• _GOAL OF THE EXERCISE_: Every line must be returned precisely as it is written.

[Records from a dataset]
--*--
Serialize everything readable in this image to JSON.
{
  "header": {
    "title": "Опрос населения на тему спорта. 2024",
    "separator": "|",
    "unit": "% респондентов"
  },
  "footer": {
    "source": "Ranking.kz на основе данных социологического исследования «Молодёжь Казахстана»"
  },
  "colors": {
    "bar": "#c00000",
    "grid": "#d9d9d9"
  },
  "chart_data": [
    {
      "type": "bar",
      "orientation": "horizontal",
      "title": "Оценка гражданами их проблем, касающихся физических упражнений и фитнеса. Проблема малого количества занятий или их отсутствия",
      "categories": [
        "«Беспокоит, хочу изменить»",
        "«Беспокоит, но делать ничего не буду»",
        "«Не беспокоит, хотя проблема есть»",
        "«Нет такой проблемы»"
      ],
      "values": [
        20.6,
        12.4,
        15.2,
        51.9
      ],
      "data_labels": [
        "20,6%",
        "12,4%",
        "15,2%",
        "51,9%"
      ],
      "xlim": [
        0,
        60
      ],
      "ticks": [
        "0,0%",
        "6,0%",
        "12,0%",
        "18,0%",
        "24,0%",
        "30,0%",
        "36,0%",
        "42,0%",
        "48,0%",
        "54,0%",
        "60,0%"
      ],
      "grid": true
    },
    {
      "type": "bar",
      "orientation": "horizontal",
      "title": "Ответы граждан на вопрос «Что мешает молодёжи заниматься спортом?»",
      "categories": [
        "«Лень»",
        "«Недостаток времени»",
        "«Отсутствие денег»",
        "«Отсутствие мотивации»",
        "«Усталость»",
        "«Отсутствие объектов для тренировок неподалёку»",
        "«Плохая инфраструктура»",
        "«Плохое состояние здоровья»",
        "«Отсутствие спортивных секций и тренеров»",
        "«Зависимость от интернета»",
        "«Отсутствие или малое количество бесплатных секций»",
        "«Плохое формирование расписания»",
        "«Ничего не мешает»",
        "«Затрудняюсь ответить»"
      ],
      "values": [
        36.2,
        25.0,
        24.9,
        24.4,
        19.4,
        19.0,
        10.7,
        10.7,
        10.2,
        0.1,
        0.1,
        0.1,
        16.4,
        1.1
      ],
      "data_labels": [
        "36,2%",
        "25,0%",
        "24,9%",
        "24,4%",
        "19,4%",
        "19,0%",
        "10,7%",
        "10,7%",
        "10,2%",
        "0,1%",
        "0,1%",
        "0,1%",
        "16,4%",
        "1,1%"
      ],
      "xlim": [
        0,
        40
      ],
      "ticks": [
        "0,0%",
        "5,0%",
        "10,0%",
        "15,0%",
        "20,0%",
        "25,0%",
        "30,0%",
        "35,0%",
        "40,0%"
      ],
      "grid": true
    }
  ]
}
--*--
• _WORKED ANSWER_:
Serialize everything readable in this image to JSON.
{
  "header": {
    "title": "Опрос населения на тему спорта. 2024",
    "separator": "|",
    "unit": "% респондентов"
  },
  "footer": {
    "source": "Ranking.kz на основе данных социологического исследования «Молодёжь Казахстана»"
  },
  "colors": {
    "bar": "#c00000",
    "grid": "#d9d9d9"
  },
  "chart_data": [
    {
      "type": "bar",
      "orientation": "horizontal",
      "title": "Оценка гражданами их проблем, касающихся физических упражнений и фитнеса. Проблема малого количества занятий или их отсутствия",
      "categories": [
        "«Беспокоит, хочу изменить»",
        "«Беспокоит, но делать ничего не буду»",
        "«Не беспокоит, хотя проблема есть»",
        "«Нет такой проблемы»"
      ],
      "values": [
        20.6,
        12.4,
        15.2,
        51.9
      ],
      "data_labels": [
        "20,6%",
        "12,4%",
        "15,2%",
        "51,9%"
      ],
      "xlim": [
        0,
        60
      ],
      "ticks": [
        "0,0%",
        "6,0%",
        "12,0%",
        "18,0%",
        "24,0%",
        "30,0%",
        "36,0%",
        "42,0%",
        "48,0%",
        "54,0%",
        "60,0%"
      ],
      "grid": true
    },
    {
      "type": "bar",
      "orientation": "horizontal",
      "title": "Ответы граждан на вопрос «Что мешает молодёжи заниматься спортом?»",
      "categories": [
        "«Лень»",
        "«Недостаток времени»",
        "«Отсутствие денег»",
        "«Отсутствие мотивации»",
        "«Усталость»",
        "«Отсутствие объектов для тренировок неподалёку»",
        "«Плохая инфраструктура»",
        "«Плохое состояние здоровья»",
        "«Отсутствие спортивных секций и тренеров»",
        "«Зависимость от интернета»",
        "«Отсутствие или малое количество бесплатных секций»",
        "«Плохое формирование расписания»",
        "«Ничего не мешает»",
        "«Затрудняюсь ответить»"
      ],
      "values": [
        36.2,
        25.0,
        24.9,
        24.4,
        19.4,
        19.0,
        10.7,
        10.7,
        10.2,
        0.1,
        0.1,
        0.1,
        16.4,
        1.1
      ],
      "data_labels": [
        "36,2%",
        "25,0%",
        "24,9%",
        "24,4%",
        "19,4%",
        "19,0%",
        "10,7%",
        "10,7%",
        "10,2%",
        "0,1%",
        "0,1%",
        "0,1%",
        "16,4%",
        "1,1%"
      ],
      "xlim": [
        0,
        40
      ],
      "ticks": [
        "0,0%",
        "5,0%",
        "10,0%",
        "15,0%",
        "20,0%",
        "25,0%",
        "30,0%",
        "35,0%",
        "40,0%"
      ],
      "grid": true
    }
  ]
}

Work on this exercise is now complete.